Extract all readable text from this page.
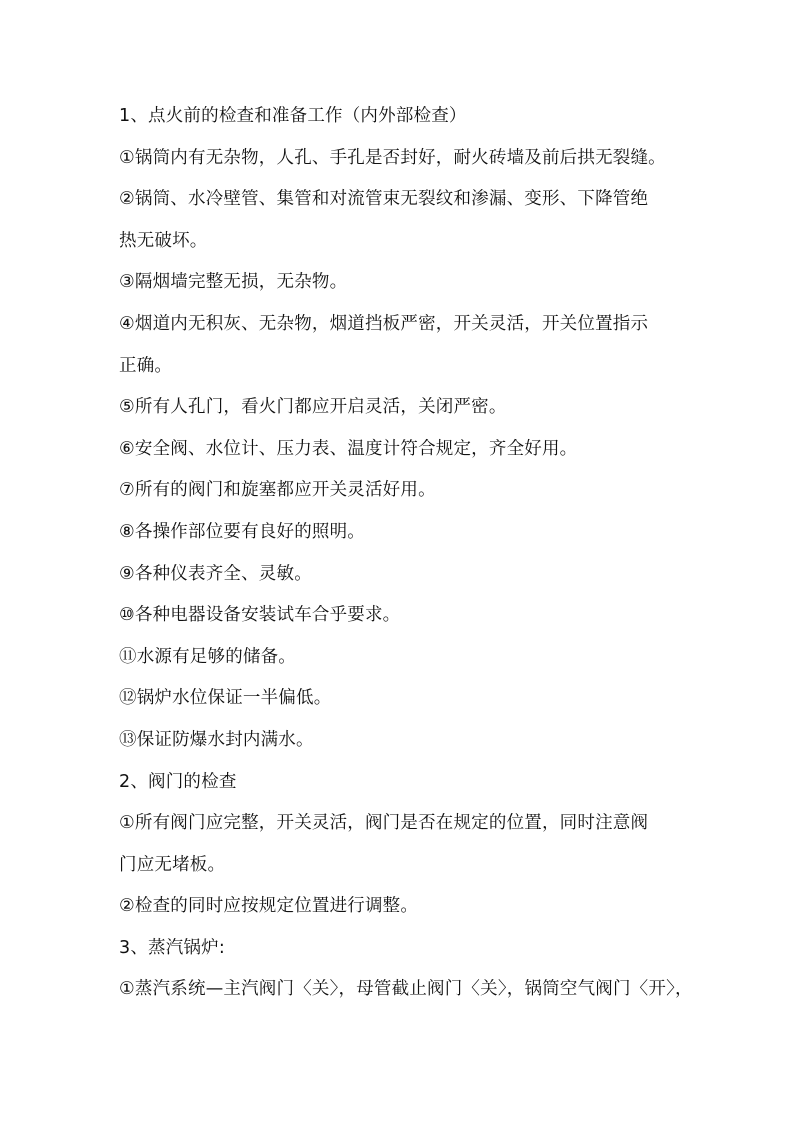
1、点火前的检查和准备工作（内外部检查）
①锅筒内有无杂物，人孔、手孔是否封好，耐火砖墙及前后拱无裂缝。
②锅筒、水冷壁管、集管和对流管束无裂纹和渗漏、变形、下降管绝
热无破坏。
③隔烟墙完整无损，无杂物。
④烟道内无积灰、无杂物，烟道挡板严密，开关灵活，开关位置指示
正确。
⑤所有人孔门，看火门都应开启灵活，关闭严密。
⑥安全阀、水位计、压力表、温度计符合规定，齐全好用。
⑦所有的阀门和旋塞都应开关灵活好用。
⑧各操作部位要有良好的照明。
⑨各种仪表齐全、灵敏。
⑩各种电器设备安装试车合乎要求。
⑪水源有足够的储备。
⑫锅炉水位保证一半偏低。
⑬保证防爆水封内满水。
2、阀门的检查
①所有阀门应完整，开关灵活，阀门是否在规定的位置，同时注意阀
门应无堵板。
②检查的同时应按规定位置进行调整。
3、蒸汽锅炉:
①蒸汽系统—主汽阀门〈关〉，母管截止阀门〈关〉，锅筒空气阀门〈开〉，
==========
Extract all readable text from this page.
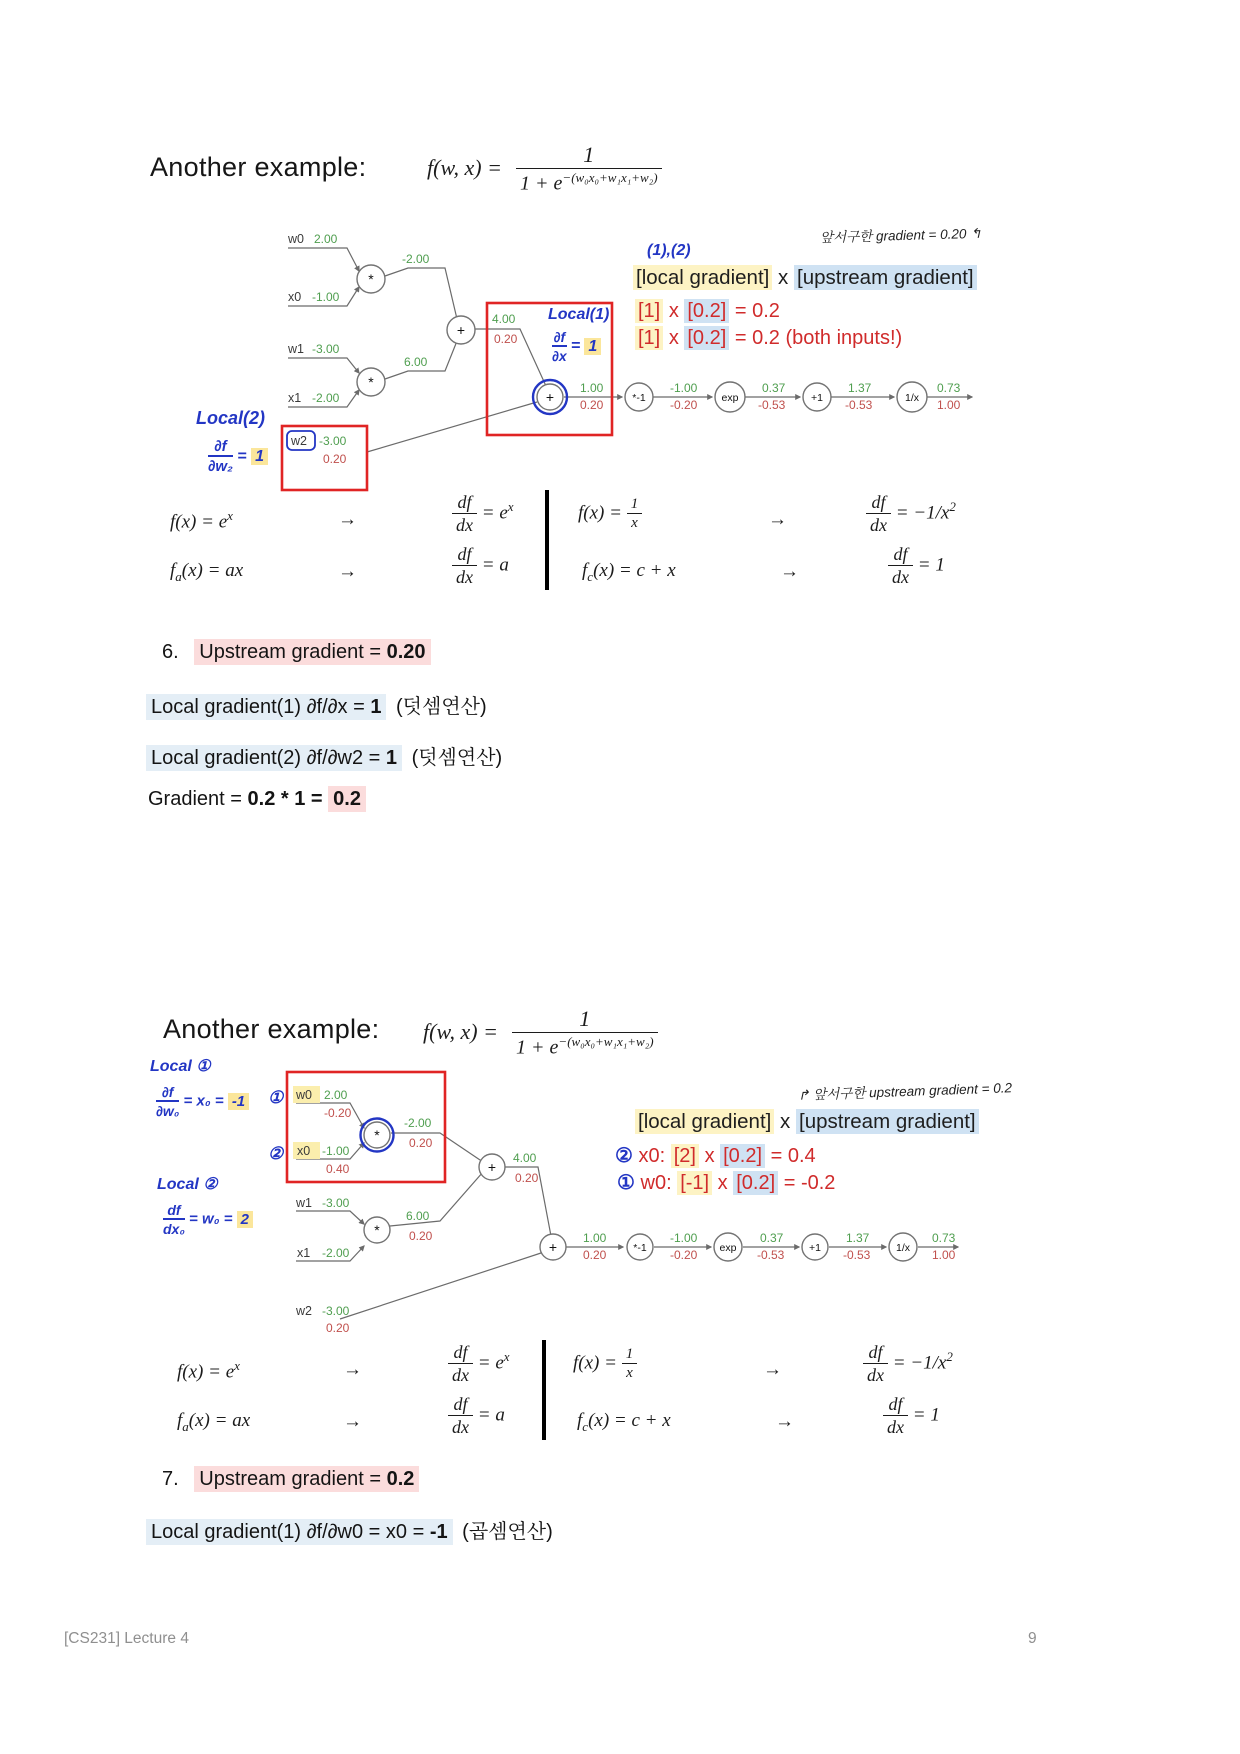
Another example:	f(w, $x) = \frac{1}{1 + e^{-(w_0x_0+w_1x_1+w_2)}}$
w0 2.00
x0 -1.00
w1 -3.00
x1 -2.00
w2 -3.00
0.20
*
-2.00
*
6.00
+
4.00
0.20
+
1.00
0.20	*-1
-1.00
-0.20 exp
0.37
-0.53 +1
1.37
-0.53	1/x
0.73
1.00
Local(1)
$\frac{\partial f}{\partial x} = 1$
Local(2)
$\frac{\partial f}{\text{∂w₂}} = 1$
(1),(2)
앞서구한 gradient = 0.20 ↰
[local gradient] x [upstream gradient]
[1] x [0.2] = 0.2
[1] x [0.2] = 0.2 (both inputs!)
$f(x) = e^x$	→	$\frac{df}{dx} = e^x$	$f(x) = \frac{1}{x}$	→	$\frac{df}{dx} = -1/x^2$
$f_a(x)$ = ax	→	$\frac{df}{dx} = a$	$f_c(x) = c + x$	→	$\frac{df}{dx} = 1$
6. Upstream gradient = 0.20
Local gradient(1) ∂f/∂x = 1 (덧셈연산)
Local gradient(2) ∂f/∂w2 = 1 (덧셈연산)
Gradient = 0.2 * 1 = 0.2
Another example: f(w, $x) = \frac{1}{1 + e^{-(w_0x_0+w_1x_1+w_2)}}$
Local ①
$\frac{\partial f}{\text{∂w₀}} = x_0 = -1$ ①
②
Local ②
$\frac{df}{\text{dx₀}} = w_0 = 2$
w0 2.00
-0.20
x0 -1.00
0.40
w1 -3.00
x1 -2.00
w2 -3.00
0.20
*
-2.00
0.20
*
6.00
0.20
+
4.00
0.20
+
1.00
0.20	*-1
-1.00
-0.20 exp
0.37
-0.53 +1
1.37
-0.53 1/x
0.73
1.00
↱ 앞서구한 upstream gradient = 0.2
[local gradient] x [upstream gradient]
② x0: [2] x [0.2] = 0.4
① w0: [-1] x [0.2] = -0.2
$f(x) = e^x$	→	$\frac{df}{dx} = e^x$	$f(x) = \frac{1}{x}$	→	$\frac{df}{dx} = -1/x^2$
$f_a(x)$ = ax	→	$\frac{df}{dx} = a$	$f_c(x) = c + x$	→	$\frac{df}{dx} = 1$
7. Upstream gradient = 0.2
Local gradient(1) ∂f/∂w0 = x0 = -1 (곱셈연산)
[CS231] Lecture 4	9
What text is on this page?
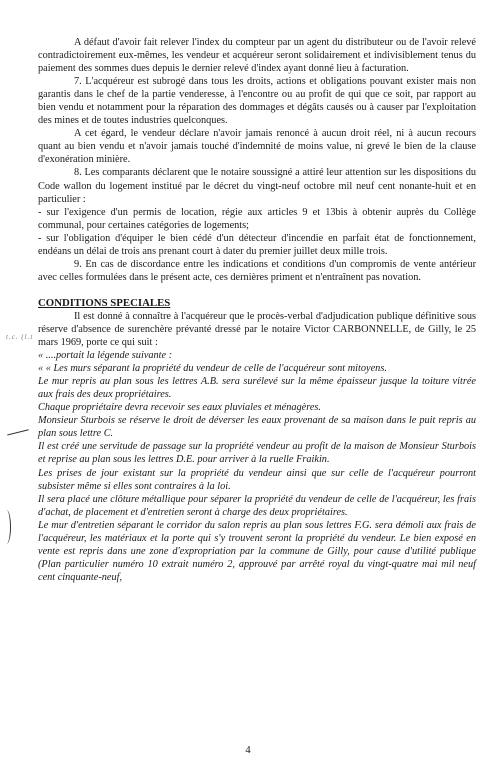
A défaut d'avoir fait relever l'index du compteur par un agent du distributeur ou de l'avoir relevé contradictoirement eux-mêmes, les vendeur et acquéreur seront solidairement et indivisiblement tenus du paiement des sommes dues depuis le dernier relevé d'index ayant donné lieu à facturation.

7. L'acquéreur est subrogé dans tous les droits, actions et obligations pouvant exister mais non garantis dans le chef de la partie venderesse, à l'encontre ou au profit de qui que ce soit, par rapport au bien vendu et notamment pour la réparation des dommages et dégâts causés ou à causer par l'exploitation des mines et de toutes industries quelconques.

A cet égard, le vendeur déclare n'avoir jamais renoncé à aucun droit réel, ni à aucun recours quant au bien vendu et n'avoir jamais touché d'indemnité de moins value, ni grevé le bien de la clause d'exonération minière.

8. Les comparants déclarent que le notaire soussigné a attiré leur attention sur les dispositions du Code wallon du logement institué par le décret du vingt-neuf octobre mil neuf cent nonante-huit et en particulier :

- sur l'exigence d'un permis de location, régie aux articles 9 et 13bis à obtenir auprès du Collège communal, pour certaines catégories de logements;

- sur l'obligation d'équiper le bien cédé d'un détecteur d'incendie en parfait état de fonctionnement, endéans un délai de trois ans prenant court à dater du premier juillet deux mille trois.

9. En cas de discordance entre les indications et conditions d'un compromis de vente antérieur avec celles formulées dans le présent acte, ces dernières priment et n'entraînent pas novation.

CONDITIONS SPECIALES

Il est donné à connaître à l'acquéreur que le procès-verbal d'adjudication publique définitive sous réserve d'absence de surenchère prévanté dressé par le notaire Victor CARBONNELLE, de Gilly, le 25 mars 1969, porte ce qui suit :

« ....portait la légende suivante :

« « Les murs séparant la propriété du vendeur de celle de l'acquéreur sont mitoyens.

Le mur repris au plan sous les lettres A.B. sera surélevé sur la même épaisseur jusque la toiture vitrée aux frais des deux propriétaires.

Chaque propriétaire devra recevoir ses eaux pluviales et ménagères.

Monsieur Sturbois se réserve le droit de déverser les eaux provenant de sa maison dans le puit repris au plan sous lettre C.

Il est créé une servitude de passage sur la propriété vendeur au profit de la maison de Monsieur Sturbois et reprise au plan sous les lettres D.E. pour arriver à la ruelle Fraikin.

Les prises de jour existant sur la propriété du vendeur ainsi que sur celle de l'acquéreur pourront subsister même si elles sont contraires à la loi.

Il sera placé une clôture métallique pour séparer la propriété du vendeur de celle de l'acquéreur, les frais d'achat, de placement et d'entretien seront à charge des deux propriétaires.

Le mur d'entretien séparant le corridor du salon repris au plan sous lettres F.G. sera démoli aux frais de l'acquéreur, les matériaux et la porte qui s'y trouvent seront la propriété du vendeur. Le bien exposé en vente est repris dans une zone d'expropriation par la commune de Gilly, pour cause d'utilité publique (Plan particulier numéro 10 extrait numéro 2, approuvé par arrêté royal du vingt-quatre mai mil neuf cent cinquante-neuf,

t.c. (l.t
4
==========
Filter out all lines lacking the word "덧셈연산" and copy the rest.

Local gradient(1) ∂f/∂x = 1 (덧셈연산)
Local gradient(2) ∂f/∂w2 = 1 (덧셈연산)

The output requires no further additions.